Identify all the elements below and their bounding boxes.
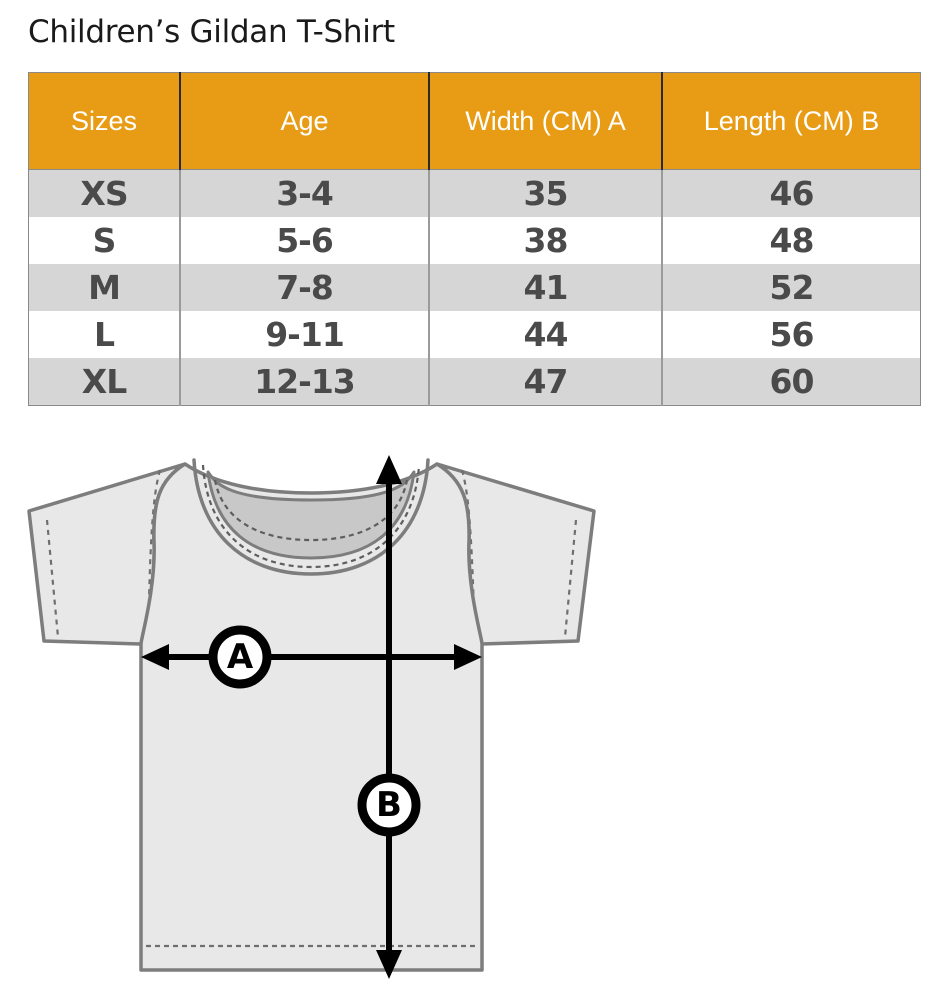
tshirt-measurement-diagram: A B — [27, 455, 596, 979]
column-header-age: Age — [180, 72, 430, 170]
page-title: Children’s Gildan T-Shirt — [28, 14, 395, 50]
cell-size: S — [28, 217, 181, 264]
column-header-sizes: Sizes — [28, 72, 181, 170]
width-marker-circle — [208, 625, 272, 689]
table-row: M 7-8 41 52 — [28, 264, 921, 311]
cell-width: 38 — [429, 217, 663, 264]
cell-width: 41 — [429, 264, 663, 311]
cell-size: L — [28, 311, 181, 358]
cell-width: 47 — [429, 358, 663, 406]
table-row: S 5-6 38 48 — [28, 217, 921, 264]
length-marker-circle — [357, 773, 421, 837]
cell-length: 56 — [662, 311, 921, 358]
size-chart-header: Sizes Age Width (CM) A Length (CM) B — [28, 72, 921, 170]
cell-age: 7-8 — [180, 264, 430, 311]
cell-size: XS — [28, 169, 181, 217]
collar-stitch-outer — [201, 464, 421, 569]
shirt-body — [139, 462, 484, 972]
width-arrow-right-head — [454, 644, 482, 670]
cell-size: M — [28, 264, 181, 311]
table-row: XS 3-4 35 46 — [28, 169, 921, 217]
table-row: L 9-11 44 56 — [28, 311, 921, 358]
cell-age: 5-6 — [180, 217, 430, 264]
size-chart-table: Sizes Age Width (CM) A Length (CM) B XS … — [28, 72, 921, 406]
cell-length: 52 — [662, 264, 921, 311]
collar-inner — [206, 470, 416, 560]
length-arrow-top-head — [376, 455, 402, 484]
length-arrow-bottom-head — [376, 950, 402, 979]
cell-length: 60 — [662, 358, 921, 406]
cell-length: 48 — [662, 217, 921, 264]
column-header-width: Width (CM) A — [429, 72, 663, 170]
table-row: XL 12-13 47 60 — [28, 358, 921, 406]
cell-size: XL — [28, 358, 181, 406]
size-chart-body: XS 3-4 35 46 S 5-6 38 48 M 7-8 41 52 L 9… — [28, 169, 921, 406]
collar-outer-edge — [192, 458, 430, 576]
width-arrow-left-head — [141, 644, 169, 670]
cell-age: 12-13 — [180, 358, 430, 406]
cell-width: 44 — [429, 311, 663, 358]
width-marker-label: A — [227, 637, 254, 677]
column-header-length: Length (CM) B — [662, 72, 921, 170]
cell-length: 46 — [662, 169, 921, 217]
cell-width: 35 — [429, 169, 663, 217]
table-header-row: Sizes Age Width (CM) A Length (CM) B — [28, 72, 921, 170]
cell-age: 9-11 — [180, 311, 430, 358]
cell-age: 3-4 — [180, 169, 430, 217]
length-marker-label: B — [376, 785, 402, 825]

# Stated problem
Rewrite the whole listing above, substituting "Bella" for every occurrence of "Gildan" and keeping everything else the same. Omit the picture.

# Correct answer
Identify all the elements below and their bounding boxes.
tshirt-measurement-diagram: A B — [27, 455, 596, 979]
column-header-age: Age — [180, 72, 430, 170]
page-title: Children’s Bella T-Shirt — [28, 14, 395, 50]
cell-size: S — [28, 217, 181, 264]
column-header-sizes: Sizes — [28, 72, 181, 170]
width-marker-circle — [208, 625, 272, 689]
table-row: M 7-8 41 52 — [28, 264, 921, 311]
cell-width: 38 — [429, 217, 663, 264]
cell-width: 41 — [429, 264, 663, 311]
cell-size: L — [28, 311, 181, 358]
cell-width: 47 — [429, 358, 663, 406]
table-row: S 5-6 38 48 — [28, 217, 921, 264]
length-marker-circle — [357, 773, 421, 837]
cell-length: 56 — [662, 311, 921, 358]
size-chart-header: Sizes Age Width (CM) A Length (CM) B — [28, 72, 921, 170]
cell-age: 7-8 — [180, 264, 430, 311]
cell-size: XS — [28, 169, 181, 217]
collar-stitch-outer — [201, 464, 421, 569]
shirt-body — [139, 462, 484, 972]
width-arrow-right-head — [454, 644, 482, 670]
cell-size: M — [28, 264, 181, 311]
table-row: XS 3-4 35 46 — [28, 169, 921, 217]
table-row: L 9-11 44 56 — [28, 311, 921, 358]
cell-age: 5-6 — [180, 217, 430, 264]
size-chart-table: Sizes Age Width (CM) A Length (CM) B XS … — [28, 72, 921, 406]
cell-length: 52 — [662, 264, 921, 311]
collar-inner — [206, 470, 416, 560]
length-arrow-top-head — [376, 455, 402, 484]
length-arrow-bottom-head — [376, 950, 402, 979]
cell-length: 60 — [662, 358, 921, 406]
cell-length: 48 — [662, 217, 921, 264]
column-header-width: Width (CM) A — [429, 72, 663, 170]
table-row: XL 12-13 47 60 — [28, 358, 921, 406]
cell-size: XL — [28, 358, 181, 406]
size-chart-body: XS 3-4 35 46 S 5-6 38 48 M 7-8 41 52 L 9… — [28, 169, 921, 406]
collar-outer-edge — [192, 458, 430, 576]
width-arrow-left-head — [141, 644, 169, 670]
cell-age: 12-13 — [180, 358, 430, 406]
cell-width: 44 — [429, 311, 663, 358]
width-marker-label: A — [227, 637, 254, 677]
column-header-length: Length (CM) B — [662, 72, 921, 170]
cell-length: 46 — [662, 169, 921, 217]
cell-width: 35 — [429, 169, 663, 217]
table-header-row: Sizes Age Width (CM) A Length (CM) B — [28, 72, 921, 170]
cell-age: 9-11 — [180, 311, 430, 358]
cell-age: 3-4 — [180, 169, 430, 217]
length-marker-label: B — [376, 785, 402, 825]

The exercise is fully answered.